- [SUPPLIED RECORDS]:
--- START ---

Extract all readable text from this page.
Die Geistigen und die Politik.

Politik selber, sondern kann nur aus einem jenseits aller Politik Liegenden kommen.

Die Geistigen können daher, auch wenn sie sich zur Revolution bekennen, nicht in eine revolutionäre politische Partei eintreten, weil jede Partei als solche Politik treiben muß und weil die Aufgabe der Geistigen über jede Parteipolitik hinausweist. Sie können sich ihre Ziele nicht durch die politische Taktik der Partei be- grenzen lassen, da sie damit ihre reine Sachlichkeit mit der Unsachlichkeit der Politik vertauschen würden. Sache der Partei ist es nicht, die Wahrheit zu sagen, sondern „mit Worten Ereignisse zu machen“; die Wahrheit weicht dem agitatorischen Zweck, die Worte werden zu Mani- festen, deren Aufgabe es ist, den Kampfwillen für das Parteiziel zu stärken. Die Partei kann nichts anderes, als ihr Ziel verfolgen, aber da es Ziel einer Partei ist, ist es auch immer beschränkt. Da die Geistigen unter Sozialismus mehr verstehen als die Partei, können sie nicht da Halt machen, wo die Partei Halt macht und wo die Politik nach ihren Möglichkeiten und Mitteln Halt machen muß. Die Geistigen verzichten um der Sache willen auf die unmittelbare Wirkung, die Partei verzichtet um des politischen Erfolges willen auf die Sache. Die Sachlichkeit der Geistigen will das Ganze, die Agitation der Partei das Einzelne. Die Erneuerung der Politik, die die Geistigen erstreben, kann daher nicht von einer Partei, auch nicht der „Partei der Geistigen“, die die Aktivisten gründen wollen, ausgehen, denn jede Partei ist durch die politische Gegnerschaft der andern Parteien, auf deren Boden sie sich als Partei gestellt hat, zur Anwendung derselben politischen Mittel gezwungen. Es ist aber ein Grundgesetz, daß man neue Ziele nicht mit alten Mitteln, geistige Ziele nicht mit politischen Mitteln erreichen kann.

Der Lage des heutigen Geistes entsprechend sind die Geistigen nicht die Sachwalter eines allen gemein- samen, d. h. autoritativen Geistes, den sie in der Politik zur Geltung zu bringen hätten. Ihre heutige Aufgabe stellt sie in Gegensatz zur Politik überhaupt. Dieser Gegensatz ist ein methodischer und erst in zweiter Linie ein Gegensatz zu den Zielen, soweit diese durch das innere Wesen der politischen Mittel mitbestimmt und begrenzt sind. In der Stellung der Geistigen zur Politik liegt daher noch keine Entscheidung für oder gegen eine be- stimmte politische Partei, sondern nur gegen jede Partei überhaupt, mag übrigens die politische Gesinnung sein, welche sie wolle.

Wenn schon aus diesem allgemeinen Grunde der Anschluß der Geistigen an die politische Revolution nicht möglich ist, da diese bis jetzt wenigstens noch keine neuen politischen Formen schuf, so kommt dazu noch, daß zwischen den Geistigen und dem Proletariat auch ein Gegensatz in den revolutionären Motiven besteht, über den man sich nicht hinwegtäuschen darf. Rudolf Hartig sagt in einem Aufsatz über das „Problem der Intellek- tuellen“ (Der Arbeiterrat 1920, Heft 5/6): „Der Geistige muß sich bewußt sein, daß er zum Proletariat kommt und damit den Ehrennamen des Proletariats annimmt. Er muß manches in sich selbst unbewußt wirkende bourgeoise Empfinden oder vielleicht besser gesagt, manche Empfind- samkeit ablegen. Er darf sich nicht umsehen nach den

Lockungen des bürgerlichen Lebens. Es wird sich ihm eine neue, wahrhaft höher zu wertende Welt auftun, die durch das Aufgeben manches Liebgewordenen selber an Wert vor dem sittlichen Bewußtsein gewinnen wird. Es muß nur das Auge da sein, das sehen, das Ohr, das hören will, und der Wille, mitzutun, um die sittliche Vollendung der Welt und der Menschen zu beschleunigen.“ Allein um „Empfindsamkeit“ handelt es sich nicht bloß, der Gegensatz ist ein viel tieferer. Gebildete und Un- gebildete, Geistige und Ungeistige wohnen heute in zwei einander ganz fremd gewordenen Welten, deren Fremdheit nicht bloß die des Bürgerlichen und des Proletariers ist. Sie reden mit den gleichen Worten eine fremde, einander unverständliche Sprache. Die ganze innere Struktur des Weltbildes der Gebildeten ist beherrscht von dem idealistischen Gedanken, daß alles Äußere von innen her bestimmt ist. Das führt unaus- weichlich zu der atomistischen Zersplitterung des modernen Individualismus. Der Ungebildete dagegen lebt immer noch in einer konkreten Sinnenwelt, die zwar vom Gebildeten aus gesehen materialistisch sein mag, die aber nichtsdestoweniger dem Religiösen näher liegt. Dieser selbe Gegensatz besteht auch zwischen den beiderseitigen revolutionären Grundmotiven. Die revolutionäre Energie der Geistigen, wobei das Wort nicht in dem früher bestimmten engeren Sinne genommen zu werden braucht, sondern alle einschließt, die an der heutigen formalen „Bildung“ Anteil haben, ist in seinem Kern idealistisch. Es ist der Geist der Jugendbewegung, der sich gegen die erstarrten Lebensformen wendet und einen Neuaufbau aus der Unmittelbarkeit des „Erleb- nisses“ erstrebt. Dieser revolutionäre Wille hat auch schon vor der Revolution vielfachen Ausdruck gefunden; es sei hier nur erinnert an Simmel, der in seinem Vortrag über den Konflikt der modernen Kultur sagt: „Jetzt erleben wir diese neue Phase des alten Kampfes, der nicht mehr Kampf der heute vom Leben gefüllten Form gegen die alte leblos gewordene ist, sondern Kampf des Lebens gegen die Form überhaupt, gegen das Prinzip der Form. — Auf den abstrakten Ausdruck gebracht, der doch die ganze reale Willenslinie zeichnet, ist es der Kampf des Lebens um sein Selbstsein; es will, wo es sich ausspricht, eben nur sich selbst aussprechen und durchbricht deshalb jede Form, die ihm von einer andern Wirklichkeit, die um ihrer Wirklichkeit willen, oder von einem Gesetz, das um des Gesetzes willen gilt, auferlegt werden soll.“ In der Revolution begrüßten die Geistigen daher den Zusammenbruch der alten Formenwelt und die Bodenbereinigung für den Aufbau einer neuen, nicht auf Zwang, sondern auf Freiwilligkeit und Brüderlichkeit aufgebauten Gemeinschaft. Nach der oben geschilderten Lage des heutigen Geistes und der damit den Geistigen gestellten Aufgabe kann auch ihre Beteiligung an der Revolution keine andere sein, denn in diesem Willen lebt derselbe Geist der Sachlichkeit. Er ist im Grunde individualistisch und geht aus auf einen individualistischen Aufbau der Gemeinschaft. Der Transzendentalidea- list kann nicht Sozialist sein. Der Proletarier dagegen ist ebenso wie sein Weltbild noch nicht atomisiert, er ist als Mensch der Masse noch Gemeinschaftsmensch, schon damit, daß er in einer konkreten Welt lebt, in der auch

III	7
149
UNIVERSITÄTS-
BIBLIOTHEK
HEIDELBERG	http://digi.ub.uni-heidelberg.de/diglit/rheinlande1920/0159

--- END ---

- [WHAT IS EXPECTED]:
Once the records end, copy them all again exactly.

- [EXERCISE OUTPUT]:
Extract all readable text from this page.
Die Geistigen und die Politik.

Politik selber, sondern kann nur aus einem jenseits aller Politik Liegenden kommen.

Die Geistigen können daher, auch wenn sie sich zur Revolution bekennen, nicht in eine revolutionäre politische Partei eintreten, weil jede Partei als solche Politik treiben muß und weil die Aufgabe der Geistigen über jede Parteipolitik hinausweist. Sie können sich ihre Ziele nicht durch die politische Taktik der Partei be- grenzen lassen, da sie damit ihre reine Sachlichkeit mit der Unsachlichkeit der Politik vertauschen würden. Sache der Partei ist es nicht, die Wahrheit zu sagen, sondern „mit Worten Ereignisse zu machen“; die Wahrheit weicht dem agitatorischen Zweck, die Worte werden zu Mani- festen, deren Aufgabe es ist, den Kampfwillen für das Parteiziel zu stärken. Die Partei kann nichts anderes, als ihr Ziel verfolgen, aber da es Ziel einer Partei ist, ist es auch immer beschränkt. Da die Geistigen unter Sozialismus mehr verstehen als die Partei, können sie nicht da Halt machen, wo die Partei Halt macht und wo die Politik nach ihren Möglichkeiten und Mitteln Halt machen muß. Die Geistigen verzichten um der Sache willen auf die unmittelbare Wirkung, die Partei verzichtet um des politischen Erfolges willen auf die Sache. Die Sachlichkeit der Geistigen will das Ganze, die Agitation der Partei das Einzelne. Die Erneuerung der Politik, die die Geistigen erstreben, kann daher nicht von einer Partei, auch nicht der „Partei der Geistigen“, die die Aktivisten gründen wollen, ausgehen, denn jede Partei ist durch die politische Gegnerschaft der andern Parteien, auf deren Boden sie sich als Partei gestellt hat, zur Anwendung derselben politischen Mittel gezwungen. Es ist aber ein Grundgesetz, daß man neue Ziele nicht mit alten Mitteln, geistige Ziele nicht mit politischen Mitteln erreichen kann.

Der Lage des heutigen Geistes entsprechend sind die Geistigen nicht die Sachwalter eines allen gemein- samen, d. h. autoritativen Geistes, den sie in der Politik zur Geltung zu bringen hätten. Ihre heutige Aufgabe stellt sie in Gegensatz zur Politik überhaupt. Dieser Gegensatz ist ein methodischer und erst in zweiter Linie ein Gegensatz zu den Zielen, soweit diese durch das innere Wesen der politischen Mittel mitbestimmt und begrenzt sind. In der Stellung der Geistigen zur Politik liegt daher noch keine Entscheidung für oder gegen eine be- stimmte politische Partei, sondern nur gegen jede Partei überhaupt, mag übrigens die politische Gesinnung sein, welche sie wolle.

Wenn schon aus diesem allgemeinen Grunde der Anschluß der Geistigen an die politische Revolution nicht möglich ist, da diese bis jetzt wenigstens noch keine neuen politischen Formen schuf, so kommt dazu noch, daß zwischen den Geistigen und dem Proletariat auch ein Gegensatz in den revolutionären Motiven besteht, über den man sich nicht hinwegtäuschen darf. Rudolf Hartig sagt in einem Aufsatz über das „Problem der Intellek- tuellen“ (Der Arbeiterrat 1920, Heft 5/6): „Der Geistige muß sich bewußt sein, daß er zum Proletariat kommt und damit den Ehrennamen des Proletariats annimmt. Er muß manches in sich selbst unbewußt wirkende bourgeoise Empfinden oder vielleicht besser gesagt, manche Empfind- samkeit ablegen. Er darf sich nicht umsehen nach den

Lockungen des bürgerlichen Lebens. Es wird sich ihm eine neue, wahrhaft höher zu wertende Welt auftun, die durch das Aufgeben manches Liebgewordenen selber an Wert vor dem sittlichen Bewußtsein gewinnen wird. Es muß nur das Auge da sein, das sehen, das Ohr, das hören will, und der Wille, mitzutun, um die sittliche Vollendung der Welt und der Menschen zu beschleunigen.“ Allein um „Empfindsamkeit“ handelt es sich nicht bloß, der Gegensatz ist ein viel tieferer. Gebildete und Un- gebildete, Geistige und Ungeistige wohnen heute in zwei einander ganz fremd gewordenen Welten, deren Fremdheit nicht bloß die des Bürgerlichen und des Proletariers ist. Sie reden mit den gleichen Worten eine fremde, einander unverständliche Sprache. Die ganze innere Struktur des Weltbildes der Gebildeten ist beherrscht von dem idealistischen Gedanken, daß alles Äußere von innen her bestimmt ist. Das führt unaus- weichlich zu der atomistischen Zersplitterung des modernen Individualismus. Der Ungebildete dagegen lebt immer noch in einer konkreten Sinnenwelt, die zwar vom Gebildeten aus gesehen materialistisch sein mag, die aber nichtsdestoweniger dem Religiösen näher liegt. Dieser selbe Gegensatz besteht auch zwischen den beiderseitigen revolutionären Grundmotiven. Die revolutionäre Energie der Geistigen, wobei das Wort nicht in dem früher bestimmten engeren Sinne genommen zu werden braucht, sondern alle einschließt, die an der heutigen formalen „Bildung“ Anteil haben, ist in seinem Kern idealistisch. Es ist der Geist der Jugendbewegung, der sich gegen die erstarrten Lebensformen wendet und einen Neuaufbau aus der Unmittelbarkeit des „Erleb- nisses“ erstrebt. Dieser revolutionäre Wille hat auch schon vor der Revolution vielfachen Ausdruck gefunden; es sei hier nur erinnert an Simmel, der in seinem Vortrag über den Konflikt der modernen Kultur sagt: „Jetzt erleben wir diese neue Phase des alten Kampfes, der nicht mehr Kampf der heute vom Leben gefüllten Form gegen die alte leblos gewordene ist, sondern Kampf des Lebens gegen die Form überhaupt, gegen das Prinzip der Form. — Auf den abstrakten Ausdruck gebracht, der doch die ganze reale Willenslinie zeichnet, ist es der Kampf des Lebens um sein Selbstsein; es will, wo es sich ausspricht, eben nur sich selbst aussprechen und durchbricht deshalb jede Form, die ihm von einer andern Wirklichkeit, die um ihrer Wirklichkeit willen, oder von einem Gesetz, das um des Gesetzes willen gilt, auferlegt werden soll.“ In der Revolution begrüßten die Geistigen daher den Zusammenbruch der alten Formenwelt und die Bodenbereinigung für den Aufbau einer neuen, nicht auf Zwang, sondern auf Freiwilligkeit und Brüderlichkeit aufgebauten Gemeinschaft. Nach der oben geschilderten Lage des heutigen Geistes und der damit den Geistigen gestellten Aufgabe kann auch ihre Beteiligung an der Revolution keine andere sein, denn in diesem Willen lebt derselbe Geist der Sachlichkeit. Er ist im Grunde individualistisch und geht aus auf einen individualistischen Aufbau der Gemeinschaft. Der Transzendentalidea- list kann nicht Sozialist sein. Der Proletarier dagegen ist ebenso wie sein Weltbild noch nicht atomisiert, er ist als Mensch der Masse noch Gemeinschaftsmensch, schon damit, daß er in einer konkreten Welt lebt, in der auch

III	7
149
UNIVERSITÄTS-
BIBLIOTHEK
HEIDELBERG	http://digi.ub.uni-heidelberg.de/diglit/rheinlande1920/0159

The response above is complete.